*Short task*. Every line holding the string "triangle" should be gathered.

(Records about charts and figures)
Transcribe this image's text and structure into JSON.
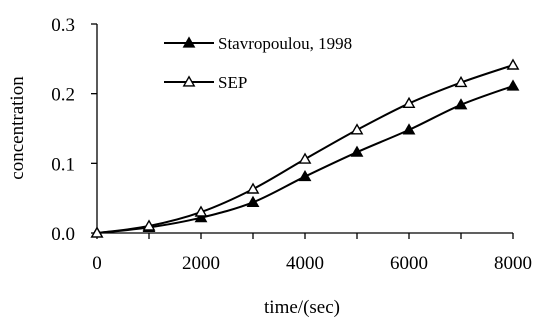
{
  "chart_data": {
    "type": "line",
    "title": "",
    "xlabel": "time/(sec)",
    "ylabel": "concentration",
    "x": [
      0,
      1000,
      2000,
      3000,
      4000,
      5000,
      6000,
      7000,
      8000
    ],
    "xlim": [
      0,
      8000
    ],
    "ylim": [
      0,
      0.3
    ],
    "x_ticks": [
      "0",
      "2000",
      "4000",
      "6000",
      "8000"
    ],
    "y_ticks": [
      "0.0",
      "0.1",
      "0.2",
      "0.3"
    ],
    "grid": false,
    "legend_position": "top-left",
    "series": [
      {
        "name": "Stavropoulou, 1998",
        "marker": "filled-triangle",
        "color": "#000000",
        "values": [
          0.0,
          0.008,
          0.022,
          0.044,
          0.081,
          0.116,
          0.148,
          0.184,
          0.211
        ]
      },
      {
        "name": "SEP",
        "marker": "open-triangle",
        "color": "#000000",
        "values": [
          0.0,
          0.01,
          0.03,
          0.063,
          0.106,
          0.148,
          0.186,
          0.216,
          0.241
        ]
      }
    ]
  }
}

*Solution to this exercise*.
        "marker": "filled-triangle",
        "marker": "open-triangle",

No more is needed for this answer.